Saved data entries:
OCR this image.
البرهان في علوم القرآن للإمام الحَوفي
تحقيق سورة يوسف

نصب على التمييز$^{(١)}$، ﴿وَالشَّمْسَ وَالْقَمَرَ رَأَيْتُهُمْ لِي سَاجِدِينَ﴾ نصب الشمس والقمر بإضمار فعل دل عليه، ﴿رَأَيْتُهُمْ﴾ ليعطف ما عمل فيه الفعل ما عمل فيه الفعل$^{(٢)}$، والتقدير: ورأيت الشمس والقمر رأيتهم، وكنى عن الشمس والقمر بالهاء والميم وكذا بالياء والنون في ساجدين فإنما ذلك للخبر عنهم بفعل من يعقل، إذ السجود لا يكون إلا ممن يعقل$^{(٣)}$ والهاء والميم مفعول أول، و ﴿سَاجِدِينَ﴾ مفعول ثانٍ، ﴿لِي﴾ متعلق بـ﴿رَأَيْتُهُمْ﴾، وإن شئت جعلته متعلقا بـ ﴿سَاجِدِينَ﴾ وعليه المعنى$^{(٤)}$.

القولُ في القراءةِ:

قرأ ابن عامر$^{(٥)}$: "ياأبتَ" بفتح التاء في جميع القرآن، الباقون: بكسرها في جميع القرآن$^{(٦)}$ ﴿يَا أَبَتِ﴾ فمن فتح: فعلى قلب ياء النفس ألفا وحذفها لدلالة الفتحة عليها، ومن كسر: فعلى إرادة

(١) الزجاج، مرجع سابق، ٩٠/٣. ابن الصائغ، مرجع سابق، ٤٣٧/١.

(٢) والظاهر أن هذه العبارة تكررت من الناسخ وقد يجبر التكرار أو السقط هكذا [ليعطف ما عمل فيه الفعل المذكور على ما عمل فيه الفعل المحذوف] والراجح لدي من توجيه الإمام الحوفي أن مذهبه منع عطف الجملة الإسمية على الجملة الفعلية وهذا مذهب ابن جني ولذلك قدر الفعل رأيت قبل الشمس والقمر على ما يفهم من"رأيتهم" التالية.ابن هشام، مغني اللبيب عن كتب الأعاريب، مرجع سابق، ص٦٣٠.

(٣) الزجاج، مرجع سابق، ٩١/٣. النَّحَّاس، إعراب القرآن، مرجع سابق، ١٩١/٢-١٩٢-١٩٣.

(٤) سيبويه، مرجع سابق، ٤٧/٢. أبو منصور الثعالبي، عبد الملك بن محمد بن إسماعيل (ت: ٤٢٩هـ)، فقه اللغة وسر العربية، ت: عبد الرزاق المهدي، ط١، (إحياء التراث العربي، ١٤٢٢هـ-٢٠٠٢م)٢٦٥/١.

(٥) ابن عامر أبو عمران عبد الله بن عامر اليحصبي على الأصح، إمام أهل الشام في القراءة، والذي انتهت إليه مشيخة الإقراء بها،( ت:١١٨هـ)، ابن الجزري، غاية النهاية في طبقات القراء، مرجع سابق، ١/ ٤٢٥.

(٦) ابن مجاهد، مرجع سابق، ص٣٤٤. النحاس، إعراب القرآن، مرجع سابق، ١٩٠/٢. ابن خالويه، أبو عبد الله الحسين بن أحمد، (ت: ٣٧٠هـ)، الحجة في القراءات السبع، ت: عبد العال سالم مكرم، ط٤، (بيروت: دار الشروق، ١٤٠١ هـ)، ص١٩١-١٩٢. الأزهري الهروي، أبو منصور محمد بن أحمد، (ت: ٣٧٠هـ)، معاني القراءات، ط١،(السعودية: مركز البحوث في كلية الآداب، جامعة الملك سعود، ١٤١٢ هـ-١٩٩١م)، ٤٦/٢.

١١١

Written request:
Copy all the records above precisely.

Exercise answer:
OCR this image.
البرهان في علوم القرآن للإمام الحَوفي
تحقيق سورة يوسف

نصب على التمييز$^{(١)}$، ﴿وَالشَّمْسَ وَالْقَمَرَ رَأَيْتُهُمْ لِي سَاجِدِينَ﴾ نصب الشمس والقمر بإضمار فعل دل عليه، ﴿رَأَيْتُهُمْ﴾ ليعطف ما عمل فيه الفعل ما عمل فيه الفعل$^{(٢)}$، والتقدير: ورأيت الشمس والقمر رأيتهم، وكنى عن الشمس والقمر بالهاء والميم وكذا بالياء والنون في ساجدين فإنما ذلك للخبر عنهم بفعل من يعقل، إذ السجود لا يكون إلا ممن يعقل$^{(٣)}$ والهاء والميم مفعول أول، و ﴿سَاجِدِينَ﴾ مفعول ثانٍ، ﴿لِي﴾ متعلق بـ﴿رَأَيْتُهُمْ﴾، وإن شئت جعلته متعلقا بـ ﴿سَاجِدِينَ﴾ وعليه المعنى$^{(٤)}$.

القولُ في القراءةِ:

قرأ ابن عامر$^{(٥)}$: "ياأبتَ" بفتح التاء في جميع القرآن، الباقون: بكسرها في جميع القرآن$^{(٦)}$ ﴿يَا أَبَتِ﴾ فمن فتح: فعلى قلب ياء النفس ألفا وحذفها لدلالة الفتحة عليها، ومن كسر: فعلى إرادة

(١) الزجاج، مرجع سابق، ٩٠/٣. ابن الصائغ، مرجع سابق، ٤٣٧/١.

(٢) والظاهر أن هذه العبارة تكررت من الناسخ وقد يجبر التكرار أو السقط هكذا [ليعطف ما عمل فيه الفعل المذكور على ما عمل فيه الفعل المحذوف] والراجح لدي من توجيه الإمام الحوفي أن مذهبه منع عطف الجملة الإسمية على الجملة الفعلية وهذا مذهب ابن جني ولذلك قدر الفعل رأيت قبل الشمس والقمر على ما يفهم من"رأيتهم" التالية.ابن هشام، مغني اللبيب عن كتب الأعاريب، مرجع سابق، ص٦٣٠.

(٣) الزجاج، مرجع سابق، ٩١/٣. النَّحَّاس، إعراب القرآن، مرجع سابق، ١٩١/٢-١٩٢-١٩٣.

(٤) سيبويه، مرجع سابق، ٤٧/٢. أبو منصور الثعالبي، عبد الملك بن محمد بن إسماعيل (ت: ٤٢٩هـ)، فقه اللغة وسر العربية، ت: عبد الرزاق المهدي، ط١، (إحياء التراث العربي، ١٤٢٢هـ-٢٠٠٢م)٢٦٥/١.

(٥) ابن عامر أبو عمران عبد الله بن عامر اليحصبي على الأصح، إمام أهل الشام في القراءة، والذي انتهت إليه مشيخة الإقراء بها،( ت:١١٨هـ)، ابن الجزري، غاية النهاية في طبقات القراء، مرجع سابق، ١/ ٤٢٥.

(٦) ابن مجاهد، مرجع سابق، ص٣٤٤. النحاس، إعراب القرآن، مرجع سابق، ١٩٠/٢. ابن خالويه، أبو عبد الله الحسين بن أحمد، (ت: ٣٧٠هـ)، الحجة في القراءات السبع، ت: عبد العال سالم مكرم، ط٤، (بيروت: دار الشروق، ١٤٠١ هـ)، ص١٩١-١٩٢. الأزهري الهروي، أبو منصور محمد بن أحمد، (ت: ٣٧٠هـ)، معاني القراءات، ط١،(السعودية: مركز البحوث في كلية الآداب، جامعة الملك سعود، ١٤١٢ هـ-١٩٩١م)، ٤٦/٢.

١١١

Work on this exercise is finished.